— Start of Records supplied —

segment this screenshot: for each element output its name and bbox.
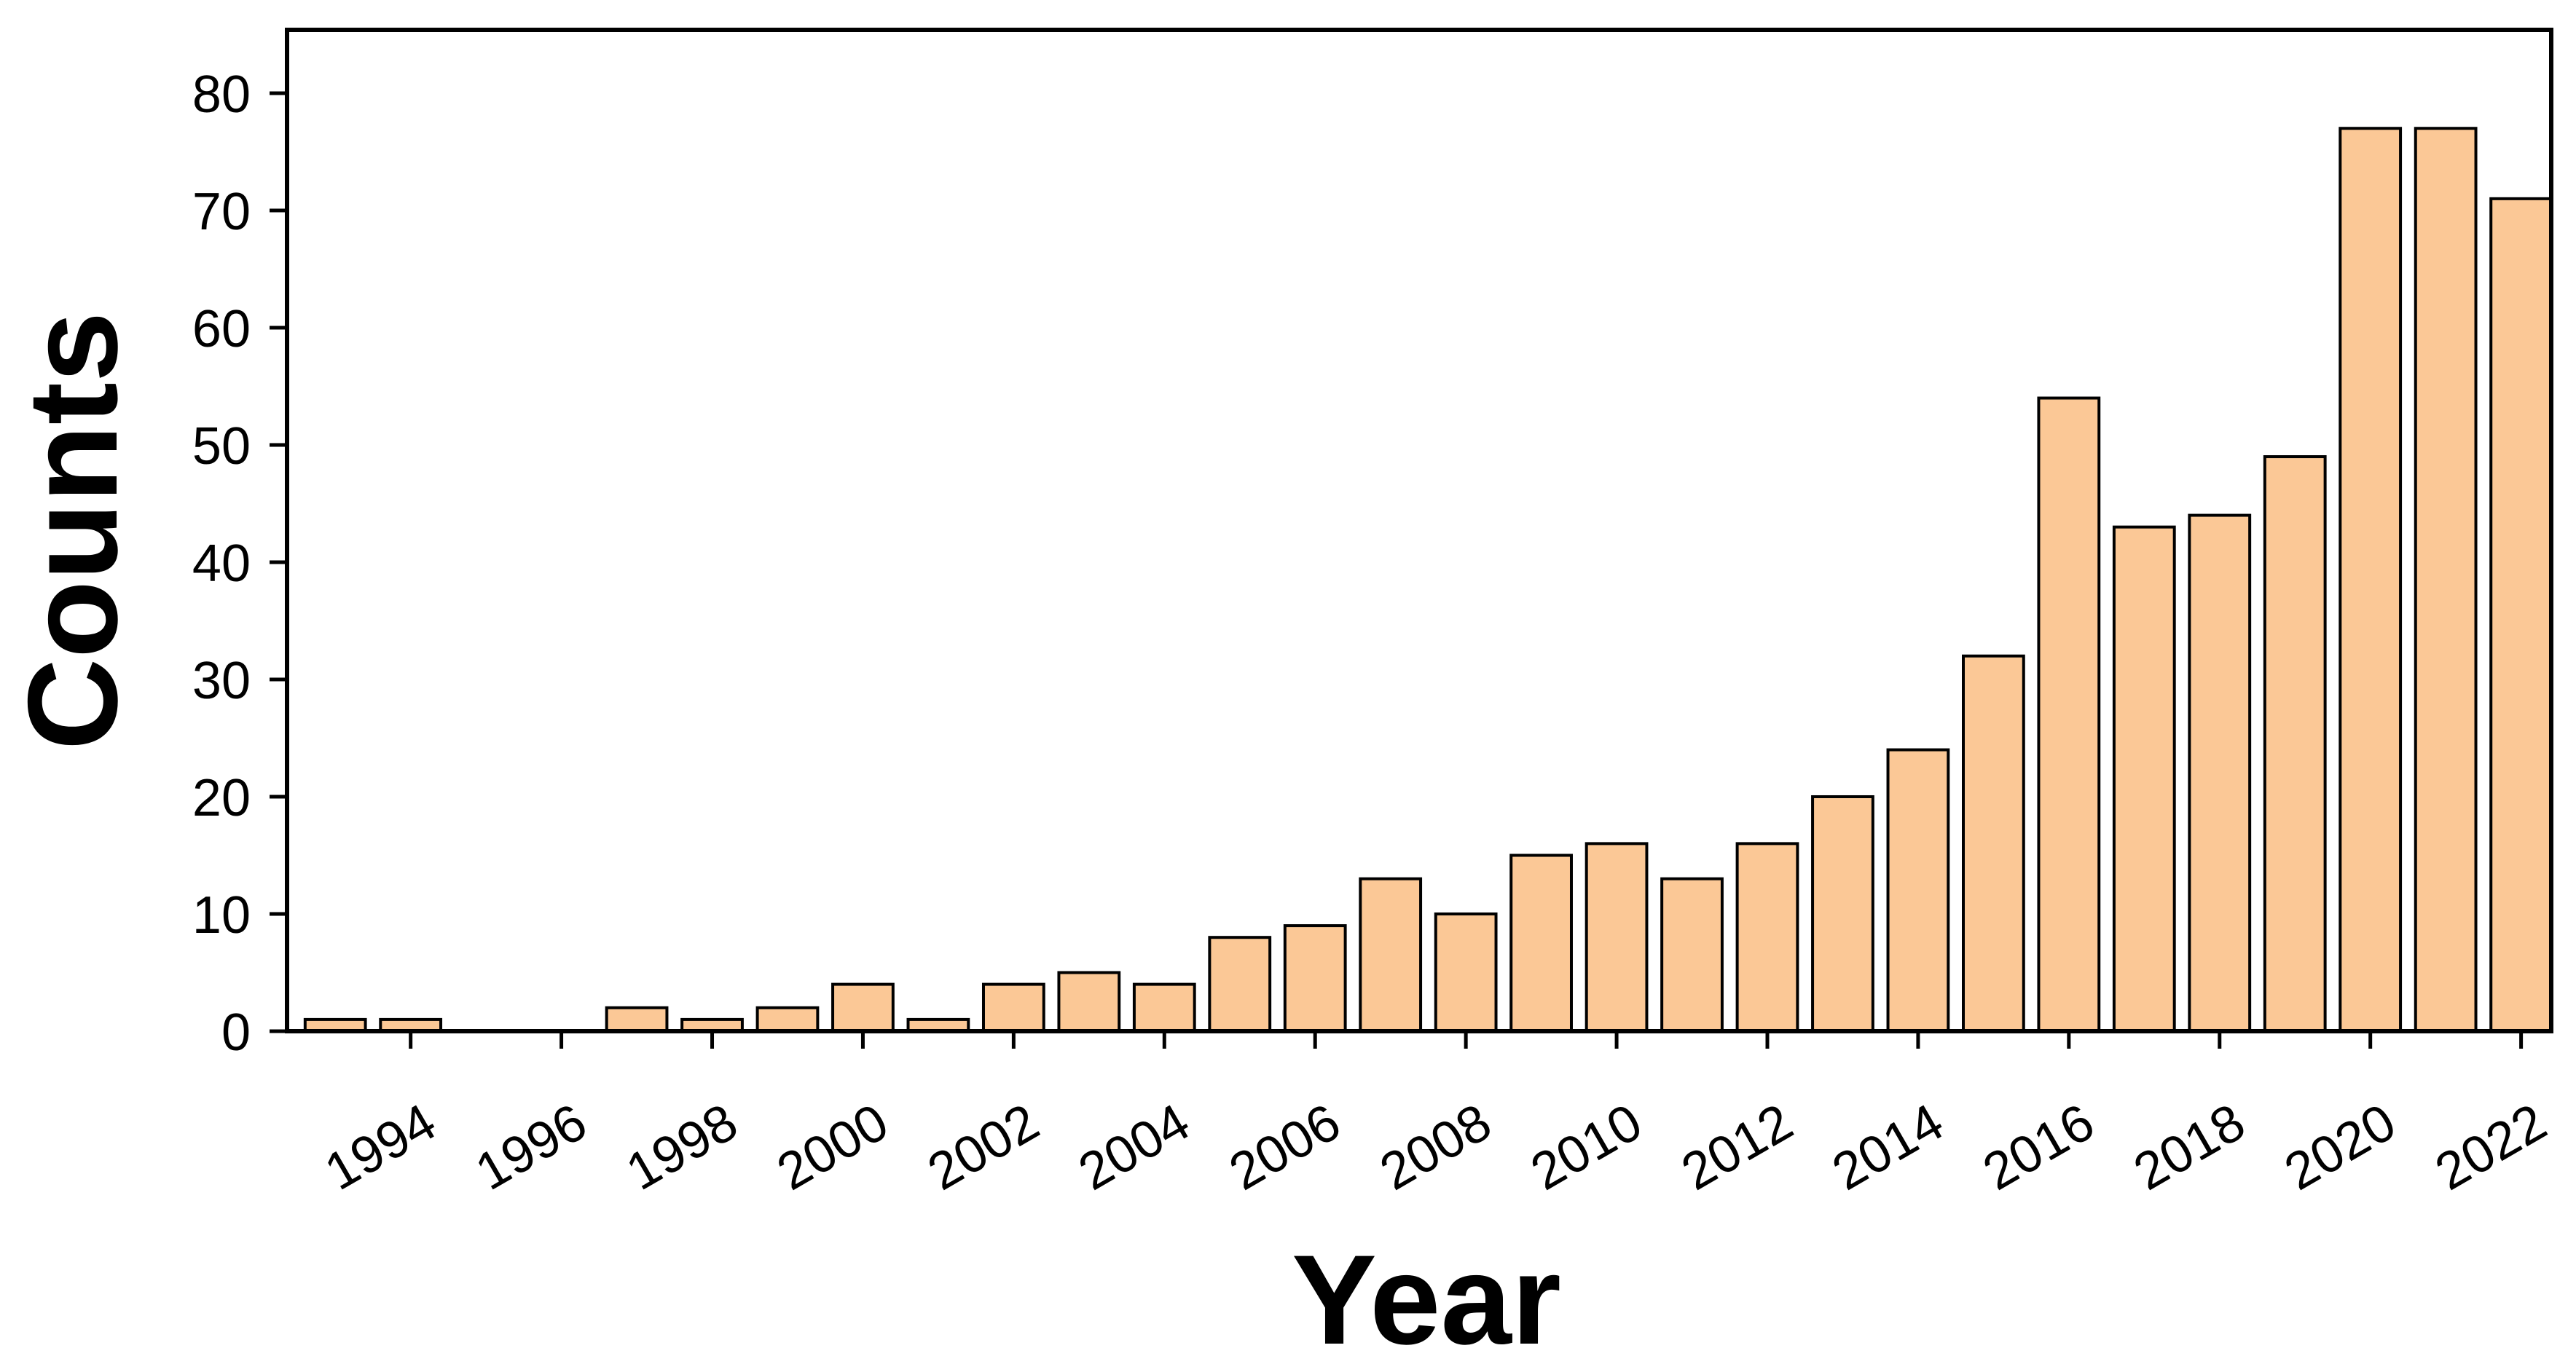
y-axis-title: Counts [2, 312, 144, 751]
bar [981, 982, 1045, 1033]
bar [2489, 197, 2553, 1033]
bar [1359, 877, 1423, 1033]
bar [2112, 525, 2176, 1033]
y-tick-label: 70 [192, 183, 251, 241]
x-tick-label: 2008 [1370, 1093, 1501, 1202]
bar [1132, 982, 1196, 1033]
x-tick-label: 2014 [1823, 1093, 1953, 1202]
bar [1585, 842, 1649, 1033]
bar [831, 982, 895, 1033]
bar [1509, 854, 1573, 1033]
bar [1735, 842, 1799, 1033]
y-tick-label: 80 [192, 66, 251, 124]
x-tick-label: 2016 [1974, 1093, 2104, 1202]
bar [2263, 455, 2327, 1033]
x-tick-label: 2020 [2275, 1093, 2406, 1202]
bar [1057, 971, 1121, 1033]
x-tick-label: 1996 [466, 1093, 597, 1202]
x-tick-label: 2018 [2124, 1093, 2255, 1202]
bar [1283, 924, 1347, 1033]
y-tick-label: 60 [192, 300, 251, 358]
y-tick-label: 0 [221, 1004, 251, 1062]
bar [2414, 127, 2478, 1033]
x-tick-label: 2010 [1521, 1093, 1652, 1202]
bar [2339, 127, 2403, 1033]
y-tick-label: 30 [192, 652, 251, 710]
bar [1961, 654, 2025, 1033]
bar [2037, 396, 2101, 1033]
x-tick-label: 2022 [2426, 1093, 2556, 1202]
bar [605, 1006, 669, 1033]
bar [1886, 748, 1950, 1033]
x-tick-label: 2012 [1672, 1093, 1802, 1202]
y-tick-label: 50 [192, 417, 251, 476]
y-tick-label: 40 [192, 535, 251, 593]
x-tick-label: 2000 [768, 1093, 898, 1202]
x-tick-label: 1998 [617, 1093, 747, 1202]
y-tick-label: 10 [192, 886, 251, 945]
bar [1434, 912, 1498, 1033]
bar [2188, 513, 2252, 1033]
bar [1660, 877, 1724, 1033]
bar [1811, 795, 1874, 1033]
x-tick-label: 1994 [315, 1093, 446, 1202]
x-tick-label: 2004 [1069, 1093, 1200, 1202]
y-tick-label: 20 [192, 769, 251, 827]
x-axis-title: Year [1292, 1229, 1561, 1356]
plot-frame [285, 28, 2553, 1033]
bar [1208, 936, 1272, 1033]
x-tick-label: 2006 [1220, 1093, 1351, 1202]
bar [755, 1006, 820, 1033]
x-tick-label: 2002 [919, 1093, 1049, 1202]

— End of Records supplied —

(Given task): Arrange every line of the rows above as a Markdown table with two columns, Index for the line's position in sequence and Line for its text. Omit blank lines and pictures.

(The reply):
| Index | Line |
|---|---|
| 1 | segment this screenshot: for each element output its name and bbox. |
| 2 | y-axis-title: Counts [2, 312, 144, 751] |
| 3 | bar [981, 982, 1045, 1033] |
| 4 | bar [2489, 197, 2553, 1033] |
| 5 | bar [1359, 877, 1423, 1033] |
| 6 | bar [2112, 525, 2176, 1033] |
| 7 | y-tick-label: 70 [192, 183, 251, 241] |
| 8 | x-tick-label: 2008 [1370, 1093, 1501, 1202] |
| 9 | bar [1132, 982, 1196, 1033] |
| 10 | x-tick-label: 2014 [1823, 1093, 1953, 1202] |
| 11 | bar [1585, 842, 1649, 1033] |
| 12 | bar [831, 982, 895, 1033] |
| 13 | bar [1509, 854, 1573, 1033] |
| 14 | bar [1735, 842, 1799, 1033] |
| 15 | y-tick-label: 80 [192, 66, 251, 124] |
| 16 | x-tick-label: 2016 [1974, 1093, 2104, 1202] |
| 17 | bar [2263, 455, 2327, 1033] |
| 18 | x-tick-label: 2020 [2275, 1093, 2406, 1202] |
| 19 | bar [1057, 971, 1121, 1033] |
| 20 | x-tick-label: 1996 [466, 1093, 597, 1202] |
| 21 | x-tick-label: 2018 [2124, 1093, 2255, 1202] |
| 22 | bar [1283, 924, 1347, 1033] |
| 23 | y-tick-label: 60 [192, 300, 251, 358] |
| 24 | y-tick-label: 0 [221, 1004, 251, 1062] |
| 25 | bar [2414, 127, 2478, 1033] |
| 26 | x-tick-label: 2010 [1521, 1093, 1652, 1202] |
| 27 | bar [2339, 127, 2403, 1033] |
| 28 | y-tick-label: 30 [192, 652, 251, 710] |
| 29 | bar [1961, 654, 2025, 1033] |
| 30 | bar [2037, 396, 2101, 1033] |
| 31 | x-tick-label: 2022 [2426, 1093, 2556, 1202] |
| 32 | bar [605, 1006, 669, 1033] |
| 33 | bar [1886, 748, 1950, 1033] |
| 34 | x-tick-label: 2012 [1672, 1093, 1802, 1202] |
| 35 | y-tick-label: 50 [192, 417, 251, 476] |
| 36 | y-tick-label: 40 [192, 535, 251, 593] |
| 37 | x-tick-label: 2000 [768, 1093, 898, 1202] |
| 38 | x-tick-label: 1998 [617, 1093, 747, 1202] |
| 39 | y-tick-label: 10 [192, 886, 251, 945] |
| 40 | bar [1434, 912, 1498, 1033] |
| 41 | bar [2188, 513, 2252, 1033] |
| 42 | bar [1660, 877, 1724, 1033] |
| 43 | bar [1811, 795, 1874, 1033] |
| 44 | x-tick-label: 1994 [315, 1093, 446, 1202] |
| 45 | x-tick-label: 2004 [1069, 1093, 1200, 1202] |
| 46 | y-tick-label: 20 [192, 769, 251, 827] |
| 47 | x-axis-title: Year [1292, 1229, 1561, 1356] |
| 48 | plot-frame [285, 28, 2553, 1033] |
| 49 | bar [1208, 936, 1272, 1033] |
| 50 | x-tick-label: 2006 [1220, 1093, 1351, 1202] |
| 51 | bar [755, 1006, 820, 1033] |
| 52 | x-tick-label: 2002 [919, 1093, 1049, 1202] |